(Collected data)
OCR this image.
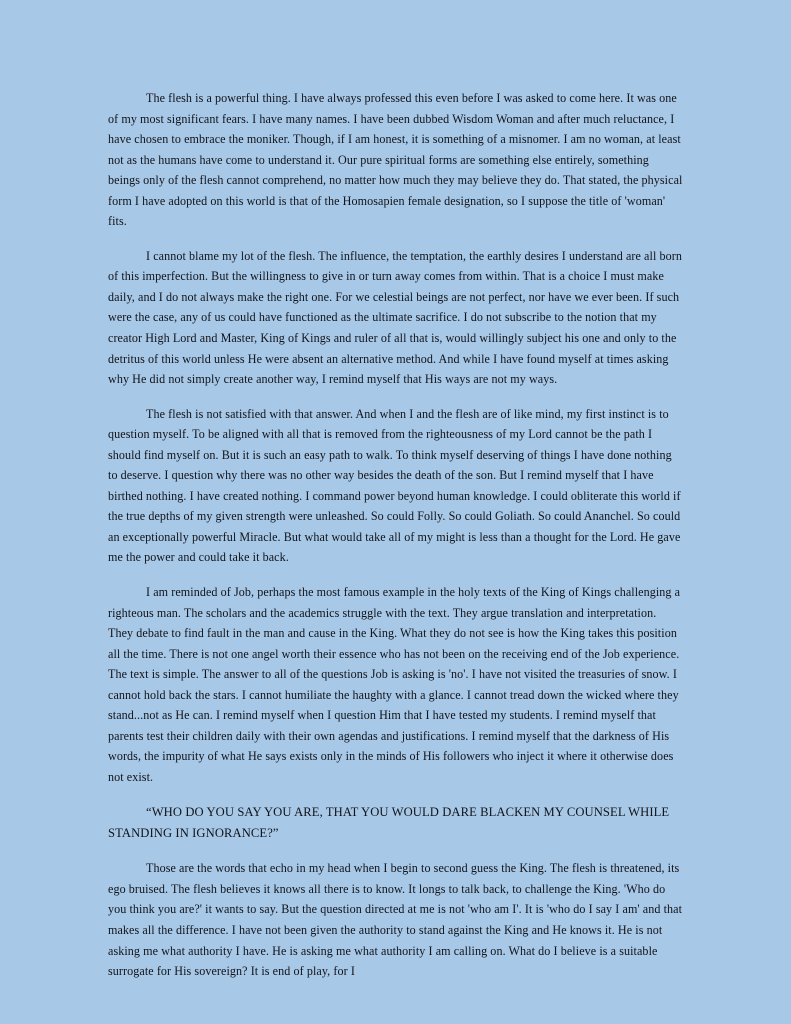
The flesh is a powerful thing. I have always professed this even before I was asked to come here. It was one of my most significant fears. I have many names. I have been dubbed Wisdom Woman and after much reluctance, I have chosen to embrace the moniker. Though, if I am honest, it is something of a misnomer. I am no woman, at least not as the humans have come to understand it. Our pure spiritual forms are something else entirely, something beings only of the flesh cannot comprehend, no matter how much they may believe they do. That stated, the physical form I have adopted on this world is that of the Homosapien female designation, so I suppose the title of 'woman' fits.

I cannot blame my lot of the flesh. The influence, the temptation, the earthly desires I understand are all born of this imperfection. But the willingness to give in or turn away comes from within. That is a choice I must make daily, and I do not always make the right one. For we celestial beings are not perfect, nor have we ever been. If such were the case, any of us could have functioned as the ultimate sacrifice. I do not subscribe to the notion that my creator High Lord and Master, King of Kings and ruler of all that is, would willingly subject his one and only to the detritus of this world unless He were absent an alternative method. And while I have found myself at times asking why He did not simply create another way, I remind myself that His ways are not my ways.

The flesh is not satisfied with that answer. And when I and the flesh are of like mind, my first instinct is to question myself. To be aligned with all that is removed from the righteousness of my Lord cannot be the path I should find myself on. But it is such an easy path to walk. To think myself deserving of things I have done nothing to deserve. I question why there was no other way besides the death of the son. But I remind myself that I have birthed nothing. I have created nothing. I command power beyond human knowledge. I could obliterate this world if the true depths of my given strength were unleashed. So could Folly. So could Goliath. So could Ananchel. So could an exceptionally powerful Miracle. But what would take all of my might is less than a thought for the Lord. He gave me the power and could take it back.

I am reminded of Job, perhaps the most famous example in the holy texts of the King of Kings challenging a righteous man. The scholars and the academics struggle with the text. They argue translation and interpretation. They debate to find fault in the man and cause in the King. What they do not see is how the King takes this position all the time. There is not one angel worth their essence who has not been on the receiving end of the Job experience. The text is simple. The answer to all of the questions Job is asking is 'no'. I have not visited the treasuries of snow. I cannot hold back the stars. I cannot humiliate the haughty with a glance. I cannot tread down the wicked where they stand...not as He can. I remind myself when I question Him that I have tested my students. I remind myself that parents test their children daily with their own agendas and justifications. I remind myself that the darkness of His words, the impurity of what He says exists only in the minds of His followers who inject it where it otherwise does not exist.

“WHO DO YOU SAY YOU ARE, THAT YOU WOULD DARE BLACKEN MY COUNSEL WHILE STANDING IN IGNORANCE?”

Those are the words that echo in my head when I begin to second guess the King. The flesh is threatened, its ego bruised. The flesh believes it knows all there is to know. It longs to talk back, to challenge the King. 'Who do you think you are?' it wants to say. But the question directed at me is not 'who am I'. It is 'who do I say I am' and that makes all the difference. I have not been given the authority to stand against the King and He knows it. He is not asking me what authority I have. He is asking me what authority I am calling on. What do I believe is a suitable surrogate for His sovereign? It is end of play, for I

---

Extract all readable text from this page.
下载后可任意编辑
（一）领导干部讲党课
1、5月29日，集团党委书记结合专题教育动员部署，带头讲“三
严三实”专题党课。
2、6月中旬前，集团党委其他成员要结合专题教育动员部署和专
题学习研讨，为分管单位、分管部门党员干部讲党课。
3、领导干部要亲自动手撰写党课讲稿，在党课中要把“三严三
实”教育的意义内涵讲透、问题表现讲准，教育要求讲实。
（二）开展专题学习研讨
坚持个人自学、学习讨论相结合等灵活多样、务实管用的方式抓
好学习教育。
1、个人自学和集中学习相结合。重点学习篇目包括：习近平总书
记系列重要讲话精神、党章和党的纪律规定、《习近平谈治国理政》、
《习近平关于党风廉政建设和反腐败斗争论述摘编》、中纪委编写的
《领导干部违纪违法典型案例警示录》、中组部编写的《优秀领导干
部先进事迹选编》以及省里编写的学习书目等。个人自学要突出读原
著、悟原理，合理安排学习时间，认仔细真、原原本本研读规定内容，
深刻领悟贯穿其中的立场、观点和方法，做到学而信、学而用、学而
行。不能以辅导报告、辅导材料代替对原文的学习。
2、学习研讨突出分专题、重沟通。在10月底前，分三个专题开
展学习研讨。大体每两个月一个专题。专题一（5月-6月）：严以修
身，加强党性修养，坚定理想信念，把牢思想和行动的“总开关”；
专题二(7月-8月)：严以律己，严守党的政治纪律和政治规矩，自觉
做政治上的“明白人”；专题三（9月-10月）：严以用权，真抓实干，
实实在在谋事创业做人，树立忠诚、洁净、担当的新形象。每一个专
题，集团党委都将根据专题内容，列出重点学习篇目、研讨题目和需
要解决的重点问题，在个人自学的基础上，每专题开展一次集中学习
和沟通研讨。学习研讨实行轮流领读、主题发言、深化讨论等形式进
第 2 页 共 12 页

Problem requirements - Look through the entries and find each line that has the string "words". Copy those lines.

Response for this exercise -
I am reminded of Job, perhaps the most famous example in the holy texts of the King of Kings challenging a righteous man. The scholars and the academics struggle with the text. They argue translation and interpretation. They debate to find fault in the man and cause in the King. What they do not see is how the King takes this position all the time. There is not one angel worth their essence who has not been on the receiving end of the Job experience. The text is simple. The answer to all of the questions Job is asking is 'no'. I have not visited the treasuries of snow. I cannot hold back the stars. I cannot humiliate the haughty with a glance. I cannot tread down the wicked where they stand...not as He can. I remind myself when I question Him that I have tested my students. I remind myself that parents test their children daily with their own agendas and justifications. I remind myself that the darkness of His words, the impurity of what He says exists only in the minds of His followers who inject it where it otherwise does not exist.
Those are the words that echo in my head when I begin to second guess the King. The flesh is threatened, its ego bruised. The flesh believes it knows all there is to know. It longs to talk back, to challenge the King. 'Who do you think you are?' it wants to say. But the question directed at me is not 'who am I'. It is 'who do I say I am' and that makes all the difference. I have not been given the authority to stand against the King and He knows it. He is not asking me what authority I have. He is asking me what authority I am calling on. What do I believe is a suitable surrogate for His sovereign? It is end of play, for I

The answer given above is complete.